====== Records
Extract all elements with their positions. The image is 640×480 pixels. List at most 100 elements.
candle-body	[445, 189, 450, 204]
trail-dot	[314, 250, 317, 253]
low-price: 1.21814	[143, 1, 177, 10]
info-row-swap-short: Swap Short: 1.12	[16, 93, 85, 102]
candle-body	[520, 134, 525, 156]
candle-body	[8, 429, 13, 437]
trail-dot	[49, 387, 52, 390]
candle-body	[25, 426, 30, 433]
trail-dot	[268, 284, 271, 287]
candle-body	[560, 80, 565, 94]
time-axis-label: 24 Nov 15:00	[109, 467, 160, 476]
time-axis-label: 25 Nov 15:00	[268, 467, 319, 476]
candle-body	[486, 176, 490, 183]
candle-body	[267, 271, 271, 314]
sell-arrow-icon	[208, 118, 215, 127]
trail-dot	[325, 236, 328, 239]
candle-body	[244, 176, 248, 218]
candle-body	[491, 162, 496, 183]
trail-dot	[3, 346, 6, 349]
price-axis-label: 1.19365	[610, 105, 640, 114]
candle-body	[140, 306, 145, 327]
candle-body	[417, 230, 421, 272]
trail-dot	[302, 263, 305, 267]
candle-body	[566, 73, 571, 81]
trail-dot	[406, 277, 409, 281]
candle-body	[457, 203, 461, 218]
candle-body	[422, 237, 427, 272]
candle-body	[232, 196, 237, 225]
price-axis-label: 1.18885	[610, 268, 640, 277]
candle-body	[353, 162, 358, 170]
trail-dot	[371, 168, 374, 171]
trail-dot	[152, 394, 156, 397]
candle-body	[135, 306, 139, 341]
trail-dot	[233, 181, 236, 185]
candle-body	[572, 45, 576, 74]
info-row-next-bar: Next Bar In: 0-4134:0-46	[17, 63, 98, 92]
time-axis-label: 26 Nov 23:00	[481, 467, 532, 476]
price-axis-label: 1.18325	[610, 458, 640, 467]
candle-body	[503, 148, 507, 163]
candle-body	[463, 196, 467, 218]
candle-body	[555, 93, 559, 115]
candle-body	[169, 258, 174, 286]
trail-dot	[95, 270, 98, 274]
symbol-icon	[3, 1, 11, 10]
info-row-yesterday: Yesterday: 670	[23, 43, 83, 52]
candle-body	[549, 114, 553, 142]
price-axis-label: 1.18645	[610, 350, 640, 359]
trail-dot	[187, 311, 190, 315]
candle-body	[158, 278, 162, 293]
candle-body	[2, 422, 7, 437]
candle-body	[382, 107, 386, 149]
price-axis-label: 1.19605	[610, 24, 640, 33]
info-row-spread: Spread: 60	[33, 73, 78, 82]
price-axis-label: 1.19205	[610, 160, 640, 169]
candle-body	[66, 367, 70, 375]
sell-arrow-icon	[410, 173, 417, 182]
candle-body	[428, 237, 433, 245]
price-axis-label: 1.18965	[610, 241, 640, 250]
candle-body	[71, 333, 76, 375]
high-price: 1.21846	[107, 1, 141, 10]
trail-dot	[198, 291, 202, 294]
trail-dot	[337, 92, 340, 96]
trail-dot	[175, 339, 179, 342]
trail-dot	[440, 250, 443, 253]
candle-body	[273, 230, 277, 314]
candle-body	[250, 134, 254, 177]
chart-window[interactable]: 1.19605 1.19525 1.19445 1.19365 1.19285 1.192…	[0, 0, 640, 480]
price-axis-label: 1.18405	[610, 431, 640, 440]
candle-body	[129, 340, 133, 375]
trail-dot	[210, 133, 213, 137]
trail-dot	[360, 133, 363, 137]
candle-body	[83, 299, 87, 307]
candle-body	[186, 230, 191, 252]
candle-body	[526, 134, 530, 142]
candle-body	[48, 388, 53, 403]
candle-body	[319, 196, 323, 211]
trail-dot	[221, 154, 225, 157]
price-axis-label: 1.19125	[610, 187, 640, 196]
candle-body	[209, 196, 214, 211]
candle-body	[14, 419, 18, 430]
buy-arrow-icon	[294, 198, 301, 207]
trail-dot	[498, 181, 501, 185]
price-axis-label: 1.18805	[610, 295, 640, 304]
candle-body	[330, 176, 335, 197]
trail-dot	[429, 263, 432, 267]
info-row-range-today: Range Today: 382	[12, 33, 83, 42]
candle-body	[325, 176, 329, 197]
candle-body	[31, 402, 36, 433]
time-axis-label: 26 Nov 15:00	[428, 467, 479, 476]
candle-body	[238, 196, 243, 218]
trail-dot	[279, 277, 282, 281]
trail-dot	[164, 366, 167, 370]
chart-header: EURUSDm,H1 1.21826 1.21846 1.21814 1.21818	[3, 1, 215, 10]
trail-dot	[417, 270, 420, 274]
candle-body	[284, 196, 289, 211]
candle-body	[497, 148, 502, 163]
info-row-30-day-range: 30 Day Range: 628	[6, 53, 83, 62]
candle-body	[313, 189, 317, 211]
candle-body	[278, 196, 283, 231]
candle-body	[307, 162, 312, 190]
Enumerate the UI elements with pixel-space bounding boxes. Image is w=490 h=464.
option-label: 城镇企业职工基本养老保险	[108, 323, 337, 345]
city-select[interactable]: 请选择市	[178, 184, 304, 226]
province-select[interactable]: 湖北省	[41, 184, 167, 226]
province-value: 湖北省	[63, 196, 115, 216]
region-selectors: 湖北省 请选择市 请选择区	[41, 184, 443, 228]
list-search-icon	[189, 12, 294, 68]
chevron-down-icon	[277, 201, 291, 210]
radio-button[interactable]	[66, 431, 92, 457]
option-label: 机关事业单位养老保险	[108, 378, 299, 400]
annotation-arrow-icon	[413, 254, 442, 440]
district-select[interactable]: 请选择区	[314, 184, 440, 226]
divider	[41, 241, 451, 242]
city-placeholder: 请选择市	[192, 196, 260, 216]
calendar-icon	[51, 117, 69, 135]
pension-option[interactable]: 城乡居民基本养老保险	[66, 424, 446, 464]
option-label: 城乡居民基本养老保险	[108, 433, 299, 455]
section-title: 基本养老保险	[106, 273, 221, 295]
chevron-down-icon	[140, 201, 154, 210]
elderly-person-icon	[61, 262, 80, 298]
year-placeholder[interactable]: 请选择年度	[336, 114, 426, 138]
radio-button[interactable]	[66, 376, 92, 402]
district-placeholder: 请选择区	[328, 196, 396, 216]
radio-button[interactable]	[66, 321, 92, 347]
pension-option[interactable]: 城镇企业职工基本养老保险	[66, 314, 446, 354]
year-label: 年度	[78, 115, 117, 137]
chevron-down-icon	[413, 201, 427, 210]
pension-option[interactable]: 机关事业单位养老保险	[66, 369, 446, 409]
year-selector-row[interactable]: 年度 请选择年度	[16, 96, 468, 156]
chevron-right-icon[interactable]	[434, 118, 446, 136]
============
## Task:
Please edit the material above so that "trail-dot" becomes "trail-marker" everywhere it appears, with every other part left as it is.

## Solution:
Extract all elements with their positions. The image is 640×480 pixels. List at most 100 elements.
candle-body	[445, 189, 450, 204]
trail-marker	[314, 250, 317, 253]
low-price: 1.21814	[143, 1, 177, 10]
info-row-swap-short: Swap Short: 1.12	[16, 93, 85, 102]
candle-body	[520, 134, 525, 156]
candle-body	[8, 429, 13, 437]
trail-marker	[49, 387, 52, 390]
candle-body	[25, 426, 30, 433]
trail-marker	[268, 284, 271, 287]
candle-body	[560, 80, 565, 94]
time-axis-label: 24 Nov 15:00	[109, 467, 160, 476]
time-axis-label: 25 Nov 15:00	[268, 467, 319, 476]
candle-body	[486, 176, 490, 183]
candle-body	[267, 271, 271, 314]
sell-arrow-icon	[208, 118, 215, 127]
trail-marker	[325, 236, 328, 239]
candle-body	[244, 176, 248, 218]
candle-body	[491, 162, 496, 183]
trail-marker	[3, 346, 6, 349]
price-axis-label: 1.19365	[610, 105, 640, 114]
candle-body	[140, 306, 145, 327]
candle-body	[417, 230, 421, 272]
trail-marker	[302, 263, 305, 267]
candle-body	[566, 73, 571, 81]
trail-marker	[406, 277, 409, 281]
candle-body	[457, 203, 461, 218]
candle-body	[422, 237, 427, 272]
candle-body	[232, 196, 237, 225]
price-axis-label: 1.18885	[610, 268, 640, 277]
candle-body	[353, 162, 358, 170]
trail-marker	[371, 168, 374, 171]
trail-marker	[152, 394, 156, 397]
candle-body	[135, 306, 139, 341]
trail-marker	[233, 181, 236, 185]
candle-body	[572, 45, 576, 74]
info-row-next-bar: Next Bar In: 0-4134:0-46	[17, 63, 98, 92]
time-axis-label: 26 Nov 23:00	[481, 467, 532, 476]
price-axis-label: 1.18325	[610, 458, 640, 467]
candle-body	[503, 148, 507, 163]
candle-body	[463, 196, 467, 218]
candle-body	[555, 93, 559, 115]
candle-body	[169, 258, 174, 286]
trail-marker	[95, 270, 98, 274]
symbol-icon	[3, 1, 11, 10]
info-row-yesterday: Yesterday: 670	[23, 43, 83, 52]
candle-body	[549, 114, 553, 142]
price-axis-label: 1.18645	[610, 350, 640, 359]
trail-marker	[187, 311, 190, 315]
candle-body	[158, 278, 162, 293]
candle-body	[2, 422, 7, 437]
candle-body	[382, 107, 386, 149]
price-axis-label: 1.19605	[610, 24, 640, 33]
info-row-spread: Spread: 60	[33, 73, 78, 82]
price-axis-label: 1.19205	[610, 160, 640, 169]
candle-body	[66, 367, 70, 375]
sell-arrow-icon	[410, 173, 417, 182]
candle-body	[428, 237, 433, 245]
price-axis-label: 1.18965	[610, 241, 640, 250]
candle-body	[71, 333, 76, 375]
high-price: 1.21846	[107, 1, 141, 10]
trail-marker	[198, 291, 202, 294]
trail-marker	[337, 92, 340, 96]
trail-marker	[175, 339, 179, 342]
trail-marker	[440, 250, 443, 253]
candle-body	[273, 230, 277, 314]
candle-body	[250, 134, 254, 177]
chart-window[interactable]: 1.19605 1.19525 1.19445 1.19365 1.19285 1.192…	[0, 0, 640, 480]
price-axis-label: 1.18405	[610, 431, 640, 440]
candle-body	[129, 340, 133, 375]
trail-marker	[210, 133, 213, 137]
trail-marker	[360, 133, 363, 137]
candle-body	[83, 299, 87, 307]
candle-body	[186, 230, 191, 252]
candle-body	[526, 134, 530, 142]
candle-body	[48, 388, 53, 403]
candle-body	[319, 196, 323, 211]
trail-marker	[221, 154, 225, 157]
price-axis-label: 1.19125	[610, 187, 640, 196]
candle-body	[209, 196, 214, 211]
candle-body	[14, 419, 18, 430]
buy-arrow-icon	[294, 198, 301, 207]
trail-marker	[498, 181, 501, 185]
price-axis-label: 1.18805	[610, 295, 640, 304]
candle-body	[330, 176, 335, 197]
trail-marker	[429, 263, 432, 267]
info-row-range-today: Range Today: 382	[12, 33, 83, 42]
candle-body	[325, 176, 329, 197]
candle-body	[31, 402, 36, 433]
time-axis-label: 26 Nov 15:00	[428, 467, 479, 476]
candle-body	[238, 196, 243, 218]
trail-marker	[279, 277, 282, 281]
trail-marker	[164, 366, 167, 370]
chart-header: EURUSDm,H1 1.21826 1.21846 1.21814 1.21818	[3, 1, 215, 10]
trail-marker	[417, 270, 420, 274]
candle-body	[284, 196, 289, 211]
candle-body	[497, 148, 502, 163]
info-row-30-day-range: 30 Day Range: 628	[6, 53, 83, 62]
candle-body	[313, 189, 317, 211]
candle-body	[278, 196, 283, 231]
candle-body	[307, 162, 312, 190]
Enumerate the UI elements with pixel-space bounding boxes. Image is w=490 h=464.
option-label: 城镇企业职工基本养老保险	[108, 323, 337, 345]
city-select[interactable]: 请选择市	[178, 184, 304, 226]
province-select[interactable]: 湖北省	[41, 184, 167, 226]
province-value: 湖北省	[63, 196, 115, 216]
region-selectors: 湖北省 请选择市 请选择区	[41, 184, 443, 228]
list-search-icon	[189, 12, 294, 68]
chevron-down-icon	[277, 201, 291, 210]
radio-button[interactable]	[66, 431, 92, 457]
option-label: 机关事业单位养老保险	[108, 378, 299, 400]
annotation-arrow-icon	[413, 254, 442, 440]
district-select[interactable]: 请选择区	[314, 184, 440, 226]
divider	[41, 241, 451, 242]
city-placeholder: 请选择市	[192, 196, 260, 216]
calendar-icon	[51, 117, 69, 135]
pension-option[interactable]: 城乡居民基本养老保险	[66, 424, 446, 464]
option-label: 城乡居民基本养老保险	[108, 433, 299, 455]
section-title: 基本养老保险	[106, 273, 221, 295]
chevron-down-icon	[140, 201, 154, 210]
elderly-person-icon	[61, 262, 80, 298]
year-placeholder[interactable]: 请选择年度	[336, 114, 426, 138]
radio-button[interactable]	[66, 376, 92, 402]
district-placeholder: 请选择区	[328, 196, 396, 216]
radio-button[interactable]	[66, 321, 92, 347]
pension-option[interactable]: 城镇企业职工基本养老保险	[66, 314, 446, 354]
year-label: 年度	[78, 115, 117, 137]
chevron-down-icon	[413, 201, 427, 210]
pension-option[interactable]: 机关事业单位养老保险	[66, 369, 446, 409]
year-selector-row[interactable]: 年度 请选择年度	[16, 96, 468, 156]
chevron-right-icon[interactable]	[434, 118, 446, 136]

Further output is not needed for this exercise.